● **What is needed**
Type out the records that follow, exactly as given.

● **Materials provided**
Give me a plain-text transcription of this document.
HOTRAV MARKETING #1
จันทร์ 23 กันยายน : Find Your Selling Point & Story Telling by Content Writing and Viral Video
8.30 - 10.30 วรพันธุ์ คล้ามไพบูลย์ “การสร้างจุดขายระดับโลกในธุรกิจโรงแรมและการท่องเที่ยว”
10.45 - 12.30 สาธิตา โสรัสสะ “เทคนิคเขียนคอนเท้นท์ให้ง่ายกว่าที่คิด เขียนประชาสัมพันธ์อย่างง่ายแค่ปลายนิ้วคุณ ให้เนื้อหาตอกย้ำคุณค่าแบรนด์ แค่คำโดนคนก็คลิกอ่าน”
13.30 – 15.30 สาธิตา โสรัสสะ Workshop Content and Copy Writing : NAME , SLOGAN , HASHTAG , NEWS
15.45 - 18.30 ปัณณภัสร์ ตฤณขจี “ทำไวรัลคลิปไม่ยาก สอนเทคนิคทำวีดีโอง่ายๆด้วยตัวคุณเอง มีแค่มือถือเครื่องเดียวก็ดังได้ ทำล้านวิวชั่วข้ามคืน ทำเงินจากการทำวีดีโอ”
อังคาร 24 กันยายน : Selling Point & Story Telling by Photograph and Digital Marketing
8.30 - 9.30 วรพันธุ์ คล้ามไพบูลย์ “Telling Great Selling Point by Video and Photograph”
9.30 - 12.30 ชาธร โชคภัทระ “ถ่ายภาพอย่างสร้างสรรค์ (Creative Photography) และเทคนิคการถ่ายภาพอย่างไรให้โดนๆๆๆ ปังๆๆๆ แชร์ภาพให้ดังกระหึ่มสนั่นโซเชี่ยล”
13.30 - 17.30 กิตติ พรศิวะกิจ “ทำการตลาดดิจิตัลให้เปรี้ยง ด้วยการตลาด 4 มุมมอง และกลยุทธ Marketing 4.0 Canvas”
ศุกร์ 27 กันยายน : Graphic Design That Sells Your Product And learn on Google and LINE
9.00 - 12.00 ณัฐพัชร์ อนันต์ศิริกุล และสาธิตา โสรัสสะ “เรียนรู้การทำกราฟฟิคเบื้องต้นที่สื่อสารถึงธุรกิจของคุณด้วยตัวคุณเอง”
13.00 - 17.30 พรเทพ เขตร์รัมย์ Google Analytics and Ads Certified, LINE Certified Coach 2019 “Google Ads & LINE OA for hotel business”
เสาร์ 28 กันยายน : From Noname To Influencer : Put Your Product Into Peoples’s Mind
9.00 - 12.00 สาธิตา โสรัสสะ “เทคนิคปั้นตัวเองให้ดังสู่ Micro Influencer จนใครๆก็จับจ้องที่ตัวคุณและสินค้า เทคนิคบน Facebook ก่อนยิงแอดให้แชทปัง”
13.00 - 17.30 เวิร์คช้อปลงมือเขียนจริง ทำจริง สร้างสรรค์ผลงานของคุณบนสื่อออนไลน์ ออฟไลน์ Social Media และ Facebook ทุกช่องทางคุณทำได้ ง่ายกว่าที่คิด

● **Written answer**
Give me a plain-text transcription of this document.
HOTRAV MARKETING #1
จันทร์ 23 กันยายน : Find Your Selling Point & Story Telling by Content Writing and Viral Video
8.30 - 10.30 วรพันธุ์ คล้ามไพบูลย์ “การสร้างจุดขายระดับโลกในธุรกิจโรงแรมและการท่องเที่ยว”
10.45 - 12.30 สาธิตา โสรัสสะ “เทคนิคเขียนคอนเท้นท์ให้ง่ายกว่าที่คิด เขียนประชาสัมพันธ์อย่างง่ายแค่ปลายนิ้วคุณ ให้เนื้อหาตอกย้ำคุณค่าแบรนด์ แค่คำโดนคนก็คลิกอ่าน”
13.30 – 15.30 สาธิตา โสรัสสะ Workshop Content and Copy Writing : NAME , SLOGAN , HASHTAG , NEWS
15.45 - 18.30 ปัณณภัสร์ ตฤณขจี “ทำไวรัลคลิปไม่ยาก สอนเทคนิคทำวีดีโอง่ายๆด้วยตัวคุณเอง มีแค่มือถือเครื่องเดียวก็ดังได้ ทำล้านวิวชั่วข้ามคืน ทำเงินจากการทำวีดีโอ”
อังคาร 24 กันยายน : Selling Point & Story Telling by Photograph and Digital Marketing
8.30 - 9.30 วรพันธุ์ คล้ามไพบูลย์ “Telling Great Selling Point by Video and Photograph”
9.30 - 12.30 ชาธร โชคภัทระ “ถ่ายภาพอย่างสร้างสรรค์ (Creative Photography) และเทคนิคการถ่ายภาพอย่างไรให้โดนๆๆๆ ปังๆๆๆ แชร์ภาพให้ดังกระหึ่มสนั่นโซเชี่ยล”
13.30 - 17.30 กิตติ พรศิวะกิจ “ทำการตลาดดิจิตัลให้เปรี้ยง ด้วยการตลาด 4 มุมมอง และกลยุทธ Marketing 4.0 Canvas”
ศุกร์ 27 กันยายน : Graphic Design That Sells Your Product And learn on Google and LINE
9.00 - 12.00 ณัฐพัชร์ อนันต์ศิริกุล และสาธิตา โสรัสสะ “เรียนรู้การทำกราฟฟิคเบื้องต้นที่สื่อสารถึงธุรกิจของคุณด้วยตัวคุณเอง”
13.00 - 17.30 พรเทพ เขตร์รัมย์ Google Analytics and Ads Certified, LINE Certified Coach 2019 “Google Ads & LINE OA for hotel business”
เสาร์ 28 กันยายน : From Noname To Influencer : Put Your Product Into Peoples’s Mind
9.00 - 12.00 สาธิตา โสรัสสะ “เทคนิคปั้นตัวเองให้ดังสู่ Micro Influencer จนใครๆก็จับจ้องที่ตัวคุณและสินค้า เทคนิคบน Facebook ก่อนยิงแอดให้แชทปัง”
13.00 - 17.30 เวิร์คช้อปลงมือเขียนจริง ทำจริง สร้างสรรค์ผลงานของคุณบนสื่อออนไลน์ ออฟไลน์ Social Media และ Facebook ทุกช่องทางคุณทำได้ ง่ายกว่าที่คิด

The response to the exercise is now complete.